Action item
Whenever a line below mentions the word "duoc", that line should be copied.

[Interface dataset entries]

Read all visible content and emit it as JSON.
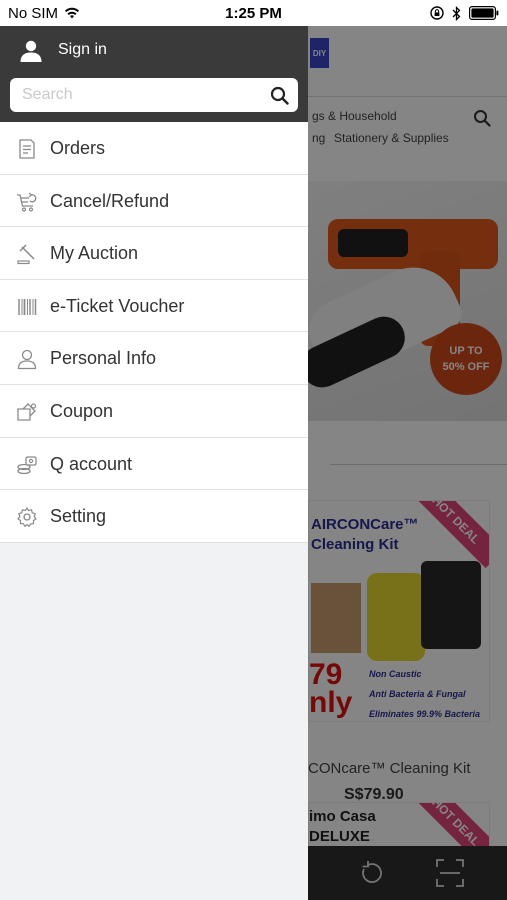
{
  "status_bar": {
    "carrier": "No SIM",
    "time": "1:25 PM"
  },
  "drawer": {
    "sign_in_label": "Sign in",
    "search_placeholder": "Search",
    "menu_items": [
      {
        "label": "Orders",
        "icon": "orders-icon"
      },
      {
        "label": "Cancel/Refund",
        "icon": "cart-refund-icon"
      },
      {
        "label": "My Auction",
        "icon": "gavel-icon"
      },
      {
        "label": "e-Ticket Voucher",
        "icon": "barcode-icon"
      },
      {
        "label": "Personal Info",
        "icon": "person-icon"
      },
      {
        "label": "Coupon",
        "icon": "coupon-icon"
      },
      {
        "label": "Q account",
        "icon": "q-account-icon"
      },
      {
        "label": "Setting",
        "icon": "gear-icon"
      }
    ]
  },
  "background": {
    "logo_text": "DIY",
    "categories_line1": "gs & Household",
    "categories_line2a": "ng",
    "categories_line2b": "Stationery & Supplies",
    "banner_badge_line1": "UP TO",
    "banner_badge_line2": "50% OFF",
    "card1_title_line1": "AIRCONCare™",
    "card1_title_line2": "Cleaning Kit",
    "card1_hot_label": "HOT DEAL",
    "card1_price_big": "79",
    "card1_price_big_2": "nly",
    "card1_feature_1": "Non Caustic",
    "card1_feature_2": "Anti Bacteria & Fungal",
    "card1_feature_3": "Eliminates 99.9% Bacteria",
    "product_name": "CONcare™ Cleaning Kit",
    "product_price": "S$79.90",
    "card2_title_line1": "imo Casa",
    "card2_title_line2": "DELUXE",
    "card2_hot_label": "HOT DEAL"
  },
  "colors": {
    "drawer_header_bg": "#3a3a3a",
    "drawer_bg": "#f1f2f4",
    "menu_text": "#333333",
    "logo_bg": "#3848c8",
    "price_red": "#e01010",
    "hot_deal_pink": "#e0457b"
  }
}
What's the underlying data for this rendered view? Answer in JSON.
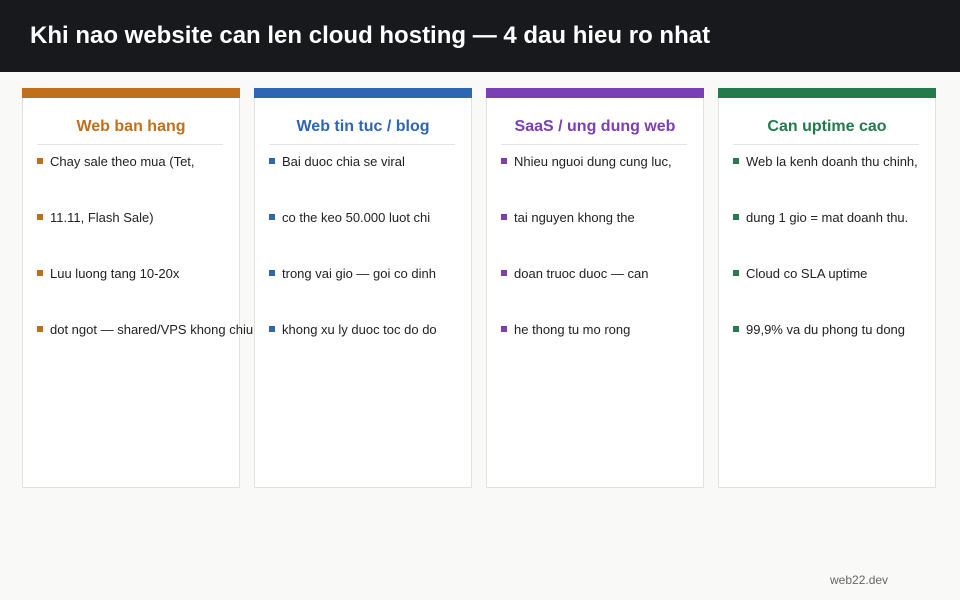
{
  "header": {
    "title": "Khi nao website can len cloud hosting — 4 dau hieu ro nhat"
  },
  "cards": [
    {
      "title": "Web ban hang",
      "accent": "#c0701a",
      "items": [
        "Chay sale theo mua (Tet,",
        "11.11, Flash Sale)",
        "Luu luong tang 10-20x",
        "dot ngot — shared/VPS khong chiu"
      ]
    },
    {
      "title": "Web tin tuc / blog",
      "accent": "#2f66b3",
      "items": [
        "Bai duoc chia se viral",
        "co the keo 50.000 luot chi",
        "trong vai gio — goi co dinh",
        "khong xu ly duoc toc do do"
      ]
    },
    {
      "title": "SaaS / ung dung web",
      "accent": "#7b3fb5",
      "items": [
        "Nhieu nguoi dung cung luc,",
        "tai nguyen khong the",
        "doan truoc duoc — can",
        "he thong tu mo rong"
      ]
    },
    {
      "title": "Can uptime cao",
      "accent": "#237a4a",
      "items": [
        "Web la kenh doanh thu chinh,",
        "dung 1 gio = mat doanh thu.",
        "Cloud co SLA uptime",
        "99,9% va du phong tu dong"
      ]
    }
  ],
  "footer": {
    "text": "web22.dev"
  }
}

Your solution
        "Bai duoc chia se viral",
        "khong xu ly duoc toc do do"
        "doan truoc duoc — can",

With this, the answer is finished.